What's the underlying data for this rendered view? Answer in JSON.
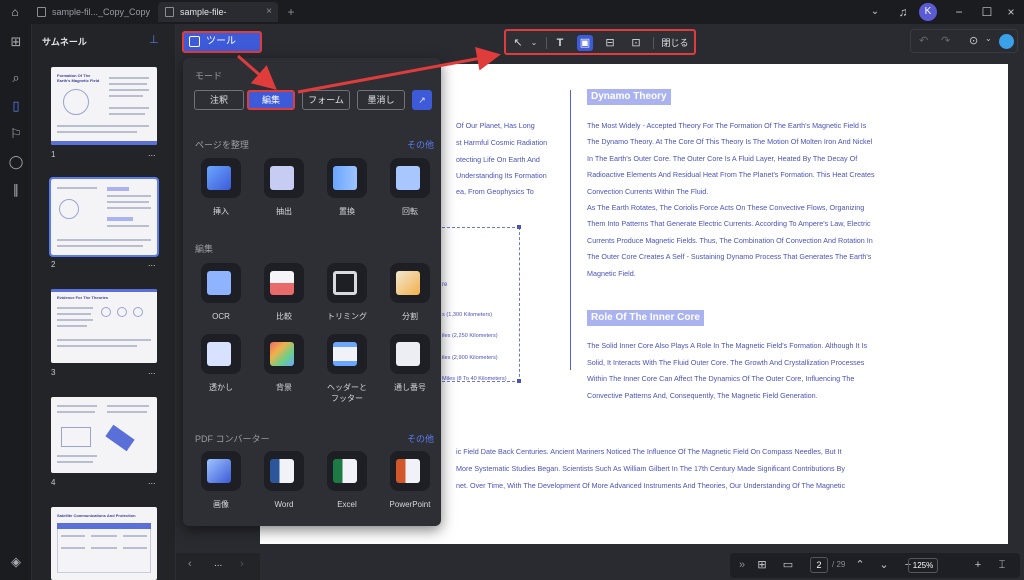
{
  "titlebar": {
    "tabs": [
      {
        "label": "sample-fil..._Copy_Copy"
      },
      {
        "label": "sample-file-editable_OCR"
      }
    ],
    "new_tab": "+",
    "avatar_letter": "K"
  },
  "sidebar": {
    "title": "サムネール",
    "pages": [
      {
        "number": "1",
        "title": "Formation Of The Earth's Magnetic Field"
      },
      {
        "number": "2",
        "title": ""
      },
      {
        "number": "3",
        "title": "Evidence For The Theories"
      },
      {
        "number": "4",
        "title": ""
      },
      {
        "number": "5",
        "title": "Satellite Communications And Protection"
      }
    ],
    "more": "..."
  },
  "tools_button": {
    "label": "ツール"
  },
  "toolbar": {
    "close_label": "閉じる"
  },
  "panel": {
    "mode_heading": "モード",
    "modes": [
      {
        "label": "注釈"
      },
      {
        "label": "編集"
      },
      {
        "label": "フォーム"
      },
      {
        "label": "墨消し"
      }
    ],
    "organize_heading": "ページを整理",
    "organize_more": "その他",
    "organize_tools": [
      {
        "label": "挿入"
      },
      {
        "label": "抽出"
      },
      {
        "label": "置換"
      },
      {
        "label": "回転"
      }
    ],
    "edit_heading": "編集",
    "edit_tools": [
      {
        "label": "OCR"
      },
      {
        "label": "比較"
      },
      {
        "label": "トリミング"
      },
      {
        "label": "分割"
      },
      {
        "label": "透かし"
      },
      {
        "label": "背景"
      },
      {
        "label": "ヘッダーと\nフッター"
      },
      {
        "label": "通し番号"
      }
    ],
    "converter_heading": "PDF コンバーター",
    "converter_more": "その他",
    "converter_tools": [
      {
        "label": "画像"
      },
      {
        "label": "Word"
      },
      {
        "label": "Excel"
      },
      {
        "label": "PowerPoint"
      }
    ]
  },
  "document": {
    "left_lines": [
      "Of Our Planet, Has Long",
      "st Harmful Cosmic Radiation",
      "otecting Life On Earth And",
      "Understanding Its Formation",
      "ea, From Geophysics To"
    ],
    "diagram_labels": [
      "re",
      "s (1,300 Kilometers)",
      "iles (2,250 Kilometers)",
      "iles (2,900 Kilometers)",
      "Miles (8 To 40 Kilometers)"
    ],
    "dynamo_heading": "Dynamo Theory",
    "dynamo_lines": [
      "The Most Widely - Accepted Theory For The Formation Of The Earth's Magnetic Field Is",
      "The Dynamo Theory. At The Core Of This Theory Is The Motion Of Molten Iron And Nickel",
      "In The Earth's Outer Core. The Outer Core Is A Fluid Layer, Heated By The Decay Of",
      "Radioactive Elements And Residual Heat From The Planet's Formation. This Heat Creates",
      "Convection Currents Within The Fluid.",
      "As The Earth Rotates, The Coriolis Force Acts On These Convective Flows, Organizing",
      "Them Into Patterns That Generate Electric Currents. According To Ampere's Law, Electric",
      "Currents Produce Magnetic Fields. Thus, The Combination Of Convection And Rotation In",
      "The Outer Core Creates A Self - Sustaining Dynamo Process That Generates The Earth's",
      "Magnetic Field."
    ],
    "inner_heading": "Role Of The Inner Core",
    "inner_lines": [
      "The Solid Inner Core Also Plays A Role In The Magnetic Field's Formation. Although It Is",
      "Solid, It Interacts With The Fluid Outer Core. The Growth And Crystallization Processes",
      "Within The Inner Core Can Affect The Dynamics Of The Outer Core, Influencing The",
      "Convective Patterns And, Consequently, The Magnetic Field Generation."
    ],
    "bottom_lines": [
      "ic Field Date Back Centuries. Ancient Mariners Noticed The Influence Of The Magnetic Field On Compass Needles, But It",
      "More Systematic Studies Began. Scientists Such As William Gilbert In The 17th Century Made Significant Contributions By",
      "net. Over Time, With The Development Of More Advanced Instruments And Theories, Our Understanding Of The Magnetic"
    ]
  },
  "pagebar": {
    "current_page": "2",
    "total_pages": "/ 29",
    "zoom": "125%"
  },
  "colors": {
    "accent": "#3d5ad8",
    "highlight_border": "#e03c3c",
    "doc_text": "#4b53b8"
  }
}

########

_EXERCISE DETAILS:_ Reproduce the data above in full, exactly as it is, with the pictures left out.

_ANSWER TO THIS EXERCISE:_
What's the underlying data for this rendered view? Answer in JSON.
{
  "titlebar": {
    "tabs": [
      {
        "label": "sample-fil..._Copy_Copy"
      },
      {
        "label": "sample-file-editable_OCR"
      }
    ],
    "new_tab": "+",
    "avatar_letter": "K"
  },
  "sidebar": {
    "title": "サムネール",
    "pages": [
      {
        "number": "1",
        "title": "Formation Of The Earth's Magnetic Field"
      },
      {
        "number": "2",
        "title": ""
      },
      {
        "number": "3",
        "title": "Evidence For The Theories"
      },
      {
        "number": "4",
        "title": ""
      },
      {
        "number": "5",
        "title": "Satellite Communications And Protection"
      }
    ],
    "more": "..."
  },
  "tools_button": {
    "label": "ツール"
  },
  "toolbar": {
    "close_label": "閉じる"
  },
  "panel": {
    "mode_heading": "モード",
    "modes": [
      {
        "label": "注釈"
      },
      {
        "label": "編集"
      },
      {
        "label": "フォーム"
      },
      {
        "label": "墨消し"
      }
    ],
    "organize_heading": "ページを整理",
    "organize_more": "その他",
    "organize_tools": [
      {
        "label": "挿入"
      },
      {
        "label": "抽出"
      },
      {
        "label": "置換"
      },
      {
        "label": "回転"
      }
    ],
    "edit_heading": "編集",
    "edit_tools": [
      {
        "label": "OCR"
      },
      {
        "label": "比較"
      },
      {
        "label": "トリミング"
      },
      {
        "label": "分割"
      },
      {
        "label": "透かし"
      },
      {
        "label": "背景"
      },
      {
        "label": "ヘッダーと\nフッター"
      },
      {
        "label": "通し番号"
      }
    ],
    "converter_heading": "PDF コンバーター",
    "converter_more": "その他",
    "converter_tools": [
      {
        "label": "画像"
      },
      {
        "label": "Word"
      },
      {
        "label": "Excel"
      },
      {
        "label": "PowerPoint"
      }
    ]
  },
  "document": {
    "left_lines": [
      "Of Our Planet, Has Long",
      "st Harmful Cosmic Radiation",
      "otecting Life On Earth And",
      "Understanding Its Formation",
      "ea, From Geophysics To"
    ],
    "diagram_labels": [
      "re",
      "s (1,300 Kilometers)",
      "iles (2,250 Kilometers)",
      "iles (2,900 Kilometers)",
      "Miles (8 To 40 Kilometers)"
    ],
    "dynamo_heading": "Dynamo Theory",
    "dynamo_lines": [
      "The Most Widely - Accepted Theory For The Formation Of The Earth's Magnetic Field Is",
      "The Dynamo Theory. At The Core Of This Theory Is The Motion Of Molten Iron And Nickel",
      "In The Earth's Outer Core. The Outer Core Is A Fluid Layer, Heated By The Decay Of",
      "Radioactive Elements And Residual Heat From The Planet's Formation. This Heat Creates",
      "Convection Currents Within The Fluid.",
      "As The Earth Rotates, The Coriolis Force Acts On These Convective Flows, Organizing",
      "Them Into Patterns That Generate Electric Currents. According To Ampere's Law, Electric",
      "Currents Produce Magnetic Fields. Thus, The Combination Of Convection And Rotation In",
      "The Outer Core Creates A Self - Sustaining Dynamo Process That Generates The Earth's",
      "Magnetic Field."
    ],
    "inner_heading": "Role Of The Inner Core",
    "inner_lines": [
      "The Solid Inner Core Also Plays A Role In The Magnetic Field's Formation. Although It Is",
      "Solid, It Interacts With The Fluid Outer Core. The Growth And Crystallization Processes",
      "Within The Inner Core Can Affect The Dynamics Of The Outer Core, Influencing The",
      "Convective Patterns And, Consequently, The Magnetic Field Generation."
    ],
    "bottom_lines": [
      "ic Field Date Back Centuries. Ancient Mariners Noticed The Influence Of The Magnetic Field On Compass Needles, But It",
      "More Systematic Studies Began. Scientists Such As William Gilbert In The 17th Century Made Significant Contributions By",
      "net. Over Time, With The Development Of More Advanced Instruments And Theories, Our Understanding Of The Magnetic"
    ]
  },
  "pagebar": {
    "current_page": "2",
    "total_pages": "/ 29",
    "zoom": "125%"
  },
  "colors": {
    "accent": "#3d5ad8",
    "highlight_border": "#e03c3c",
    "doc_text": "#4b53b8"
  }
}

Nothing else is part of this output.